* Dataset excerpts
=====
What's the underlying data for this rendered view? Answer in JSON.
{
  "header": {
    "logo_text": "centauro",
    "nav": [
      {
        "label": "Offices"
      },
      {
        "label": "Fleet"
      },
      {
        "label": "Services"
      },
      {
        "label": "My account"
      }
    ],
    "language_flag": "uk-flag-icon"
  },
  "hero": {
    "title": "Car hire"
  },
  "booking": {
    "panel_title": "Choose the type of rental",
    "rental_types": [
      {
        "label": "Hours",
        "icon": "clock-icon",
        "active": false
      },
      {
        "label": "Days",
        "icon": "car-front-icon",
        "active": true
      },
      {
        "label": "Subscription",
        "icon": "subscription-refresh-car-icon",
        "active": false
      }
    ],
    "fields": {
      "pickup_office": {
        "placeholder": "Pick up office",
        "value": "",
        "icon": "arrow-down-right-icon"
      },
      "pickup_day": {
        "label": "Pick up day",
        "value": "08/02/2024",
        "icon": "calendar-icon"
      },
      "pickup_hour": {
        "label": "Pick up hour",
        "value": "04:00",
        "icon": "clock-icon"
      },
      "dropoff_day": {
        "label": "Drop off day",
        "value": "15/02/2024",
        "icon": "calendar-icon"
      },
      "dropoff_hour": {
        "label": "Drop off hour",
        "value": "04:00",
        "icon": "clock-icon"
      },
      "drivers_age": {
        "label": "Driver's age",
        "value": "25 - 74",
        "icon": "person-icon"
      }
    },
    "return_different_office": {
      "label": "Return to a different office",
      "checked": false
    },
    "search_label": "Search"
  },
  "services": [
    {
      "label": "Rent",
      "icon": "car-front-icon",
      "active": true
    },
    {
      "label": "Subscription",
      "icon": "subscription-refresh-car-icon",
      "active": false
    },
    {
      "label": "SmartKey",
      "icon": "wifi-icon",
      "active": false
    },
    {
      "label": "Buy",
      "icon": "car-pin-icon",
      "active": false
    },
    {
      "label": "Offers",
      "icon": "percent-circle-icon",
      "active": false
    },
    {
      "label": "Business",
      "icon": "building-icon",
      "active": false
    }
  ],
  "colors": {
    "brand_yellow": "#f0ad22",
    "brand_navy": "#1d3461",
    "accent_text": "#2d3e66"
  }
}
=====
* EXERCISE
Set every line of the listing down word for word.

* OUTPUT BELOW
What's the underlying data for this rendered view? Answer in JSON.
{
  "header": {
    "logo_text": "centauro",
    "nav": [
      {
        "label": "Offices"
      },
      {
        "label": "Fleet"
      },
      {
        "label": "Services"
      },
      {
        "label": "My account"
      }
    ],
    "language_flag": "uk-flag-icon"
  },
  "hero": {
    "title": "Car hire"
  },
  "booking": {
    "panel_title": "Choose the type of rental",
    "rental_types": [
      {
        "label": "Hours",
        "icon": "clock-icon",
        "active": false
      },
      {
        "label": "Days",
        "icon": "car-front-icon",
        "active": true
      },
      {
        "label": "Subscription",
        "icon": "subscription-refresh-car-icon",
        "active": false
      }
    ],
    "fields": {
      "pickup_office": {
        "placeholder": "Pick up office",
        "value": "",
        "icon": "arrow-down-right-icon"
      },
      "pickup_day": {
        "label": "Pick up day",
        "value": "08/02/2024",
        "icon": "calendar-icon"
      },
      "pickup_hour": {
        "label": "Pick up hour",
        "value": "04:00",
        "icon": "clock-icon"
      },
      "dropoff_day": {
        "label": "Drop off day",
        "value": "15/02/2024",
        "icon": "calendar-icon"
      },
      "dropoff_hour": {
        "label": "Drop off hour",
        "value": "04:00",
        "icon": "clock-icon"
      },
      "drivers_age": {
        "label": "Driver's age",
        "value": "25 - 74",
        "icon": "person-icon"
      }
    },
    "return_different_office": {
      "label": "Return to a different office",
      "checked": false
    },
    "search_label": "Search"
  },
  "services": [
    {
      "label": "Rent",
      "icon": "car-front-icon",
      "active": true
    },
    {
      "label": "Subscription",
      "icon": "subscription-refresh-car-icon",
      "active": false
    },
    {
      "label": "SmartKey",
      "icon": "wifi-icon",
      "active": false
    },
    {
      "label": "Buy",
      "icon": "car-pin-icon",
      "active": false
    },
    {
      "label": "Offers",
      "icon": "percent-circle-icon",
      "active": false
    },
    {
      "label": "Business",
      "icon": "building-icon",
      "active": false
    }
  ],
  "colors": {
    "brand_yellow": "#f0ad22",
    "brand_navy": "#1d3461",
    "accent_text": "#2d3e66"
  }
}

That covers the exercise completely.